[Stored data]
↓↓↓
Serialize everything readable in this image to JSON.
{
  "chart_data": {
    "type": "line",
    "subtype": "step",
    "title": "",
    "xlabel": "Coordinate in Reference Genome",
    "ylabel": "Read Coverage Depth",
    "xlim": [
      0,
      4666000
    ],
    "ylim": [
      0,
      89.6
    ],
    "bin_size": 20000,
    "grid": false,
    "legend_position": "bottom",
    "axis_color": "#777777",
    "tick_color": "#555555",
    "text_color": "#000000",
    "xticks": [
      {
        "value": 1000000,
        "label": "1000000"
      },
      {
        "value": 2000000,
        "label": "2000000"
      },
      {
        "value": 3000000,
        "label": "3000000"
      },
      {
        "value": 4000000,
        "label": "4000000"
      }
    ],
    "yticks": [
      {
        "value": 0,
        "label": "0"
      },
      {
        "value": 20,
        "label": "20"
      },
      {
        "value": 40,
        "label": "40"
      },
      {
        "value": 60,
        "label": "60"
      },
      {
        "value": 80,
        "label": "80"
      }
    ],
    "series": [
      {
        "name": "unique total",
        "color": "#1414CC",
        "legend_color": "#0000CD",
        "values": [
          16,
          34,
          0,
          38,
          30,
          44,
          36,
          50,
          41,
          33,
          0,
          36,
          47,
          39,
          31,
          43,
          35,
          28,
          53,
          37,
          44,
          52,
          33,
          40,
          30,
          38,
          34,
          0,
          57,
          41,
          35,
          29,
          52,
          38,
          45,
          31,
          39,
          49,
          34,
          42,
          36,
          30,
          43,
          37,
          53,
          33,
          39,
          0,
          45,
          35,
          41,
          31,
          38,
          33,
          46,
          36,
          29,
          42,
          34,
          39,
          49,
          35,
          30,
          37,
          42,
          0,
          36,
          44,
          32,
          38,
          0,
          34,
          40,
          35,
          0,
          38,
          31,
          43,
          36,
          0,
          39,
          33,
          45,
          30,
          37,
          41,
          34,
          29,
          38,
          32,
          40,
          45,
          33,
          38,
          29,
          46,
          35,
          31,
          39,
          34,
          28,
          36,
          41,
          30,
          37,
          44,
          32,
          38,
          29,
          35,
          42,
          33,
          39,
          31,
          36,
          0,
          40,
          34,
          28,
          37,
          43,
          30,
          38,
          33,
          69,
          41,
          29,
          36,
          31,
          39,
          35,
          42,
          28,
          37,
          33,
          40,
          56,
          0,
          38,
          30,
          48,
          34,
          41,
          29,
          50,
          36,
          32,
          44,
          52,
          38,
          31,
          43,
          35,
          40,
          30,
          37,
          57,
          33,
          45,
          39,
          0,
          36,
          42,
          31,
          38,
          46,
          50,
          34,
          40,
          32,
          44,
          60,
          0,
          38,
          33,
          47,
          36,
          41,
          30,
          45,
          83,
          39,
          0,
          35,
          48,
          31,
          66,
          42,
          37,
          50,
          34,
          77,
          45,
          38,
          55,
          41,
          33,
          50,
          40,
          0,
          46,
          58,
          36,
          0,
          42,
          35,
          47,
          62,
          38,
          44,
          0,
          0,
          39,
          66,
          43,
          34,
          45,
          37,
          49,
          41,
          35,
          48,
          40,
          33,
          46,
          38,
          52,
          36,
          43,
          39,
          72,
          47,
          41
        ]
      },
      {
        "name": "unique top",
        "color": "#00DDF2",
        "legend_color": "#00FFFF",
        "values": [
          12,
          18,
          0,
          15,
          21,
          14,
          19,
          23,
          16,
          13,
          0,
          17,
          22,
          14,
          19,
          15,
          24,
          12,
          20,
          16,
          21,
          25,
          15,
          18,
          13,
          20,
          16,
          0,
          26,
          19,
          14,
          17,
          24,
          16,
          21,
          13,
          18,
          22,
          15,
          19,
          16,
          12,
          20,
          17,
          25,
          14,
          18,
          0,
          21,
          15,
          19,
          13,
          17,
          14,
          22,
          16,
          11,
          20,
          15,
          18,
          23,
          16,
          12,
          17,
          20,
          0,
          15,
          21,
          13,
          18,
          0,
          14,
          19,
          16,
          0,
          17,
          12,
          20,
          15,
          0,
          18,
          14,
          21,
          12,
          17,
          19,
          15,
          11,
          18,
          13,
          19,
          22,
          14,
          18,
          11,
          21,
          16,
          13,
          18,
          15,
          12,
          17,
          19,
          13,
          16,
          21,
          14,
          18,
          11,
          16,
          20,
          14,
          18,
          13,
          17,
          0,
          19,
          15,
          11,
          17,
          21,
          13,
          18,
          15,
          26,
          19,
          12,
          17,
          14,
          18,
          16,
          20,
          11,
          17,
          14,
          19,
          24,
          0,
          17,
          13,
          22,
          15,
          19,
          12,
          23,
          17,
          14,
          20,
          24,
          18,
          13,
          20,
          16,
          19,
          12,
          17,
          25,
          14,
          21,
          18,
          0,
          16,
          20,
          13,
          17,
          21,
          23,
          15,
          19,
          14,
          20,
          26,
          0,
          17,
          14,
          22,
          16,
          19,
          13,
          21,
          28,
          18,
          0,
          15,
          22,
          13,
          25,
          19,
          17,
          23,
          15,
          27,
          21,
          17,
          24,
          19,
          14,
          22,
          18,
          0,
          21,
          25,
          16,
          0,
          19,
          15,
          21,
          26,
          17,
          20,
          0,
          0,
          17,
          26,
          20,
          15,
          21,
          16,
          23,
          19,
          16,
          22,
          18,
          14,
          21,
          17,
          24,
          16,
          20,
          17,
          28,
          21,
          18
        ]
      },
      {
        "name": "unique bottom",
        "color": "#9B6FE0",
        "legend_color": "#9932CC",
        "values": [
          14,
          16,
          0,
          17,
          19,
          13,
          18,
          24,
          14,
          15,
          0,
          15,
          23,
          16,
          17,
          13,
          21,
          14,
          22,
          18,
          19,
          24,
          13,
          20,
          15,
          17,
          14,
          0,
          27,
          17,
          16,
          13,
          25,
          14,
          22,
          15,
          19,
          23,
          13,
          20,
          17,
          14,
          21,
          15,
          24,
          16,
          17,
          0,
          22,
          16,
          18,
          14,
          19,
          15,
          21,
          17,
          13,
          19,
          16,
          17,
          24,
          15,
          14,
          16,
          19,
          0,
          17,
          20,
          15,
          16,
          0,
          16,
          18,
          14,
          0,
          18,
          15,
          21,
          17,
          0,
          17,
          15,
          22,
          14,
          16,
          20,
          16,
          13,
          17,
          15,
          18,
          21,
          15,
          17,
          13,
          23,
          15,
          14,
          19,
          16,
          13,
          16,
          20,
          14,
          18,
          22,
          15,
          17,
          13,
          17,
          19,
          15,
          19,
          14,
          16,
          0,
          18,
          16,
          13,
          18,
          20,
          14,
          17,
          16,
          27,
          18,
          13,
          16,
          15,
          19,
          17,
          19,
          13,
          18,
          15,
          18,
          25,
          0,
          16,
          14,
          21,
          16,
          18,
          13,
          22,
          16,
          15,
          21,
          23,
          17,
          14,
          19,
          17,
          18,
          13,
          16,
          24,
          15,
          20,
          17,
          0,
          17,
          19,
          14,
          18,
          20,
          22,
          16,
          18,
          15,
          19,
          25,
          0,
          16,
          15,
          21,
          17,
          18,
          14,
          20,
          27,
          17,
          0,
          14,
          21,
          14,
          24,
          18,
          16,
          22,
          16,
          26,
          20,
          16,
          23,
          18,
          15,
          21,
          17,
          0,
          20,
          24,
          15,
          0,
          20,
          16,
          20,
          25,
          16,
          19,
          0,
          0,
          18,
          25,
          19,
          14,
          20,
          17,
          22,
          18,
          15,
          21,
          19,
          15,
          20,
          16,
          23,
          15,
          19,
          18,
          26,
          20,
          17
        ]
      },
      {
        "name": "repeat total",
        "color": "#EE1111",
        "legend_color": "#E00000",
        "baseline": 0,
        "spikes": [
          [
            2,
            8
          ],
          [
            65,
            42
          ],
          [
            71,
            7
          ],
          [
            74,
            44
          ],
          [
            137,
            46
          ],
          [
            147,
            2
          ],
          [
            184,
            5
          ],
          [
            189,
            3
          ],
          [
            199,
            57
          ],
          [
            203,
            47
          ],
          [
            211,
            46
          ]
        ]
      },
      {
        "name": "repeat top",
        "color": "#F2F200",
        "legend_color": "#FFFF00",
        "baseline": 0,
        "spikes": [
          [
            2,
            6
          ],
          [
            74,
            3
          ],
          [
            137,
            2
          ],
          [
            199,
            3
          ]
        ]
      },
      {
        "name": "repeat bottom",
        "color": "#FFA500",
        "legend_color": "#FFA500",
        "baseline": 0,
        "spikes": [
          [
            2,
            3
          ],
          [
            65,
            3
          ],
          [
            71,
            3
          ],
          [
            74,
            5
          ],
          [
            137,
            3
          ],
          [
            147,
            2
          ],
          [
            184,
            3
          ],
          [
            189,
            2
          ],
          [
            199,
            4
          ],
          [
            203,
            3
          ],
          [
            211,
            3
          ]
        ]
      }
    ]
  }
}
↑↑↑
_Problem description:_ Select and copy each line from the data that includes the word "name".

_Answer for the task:_
        "name": "unique total",
        "name": "unique top",
        "name": "unique bottom",
        "name": "repeat total",
        "name": "repeat top",
        "name": "repeat bottom",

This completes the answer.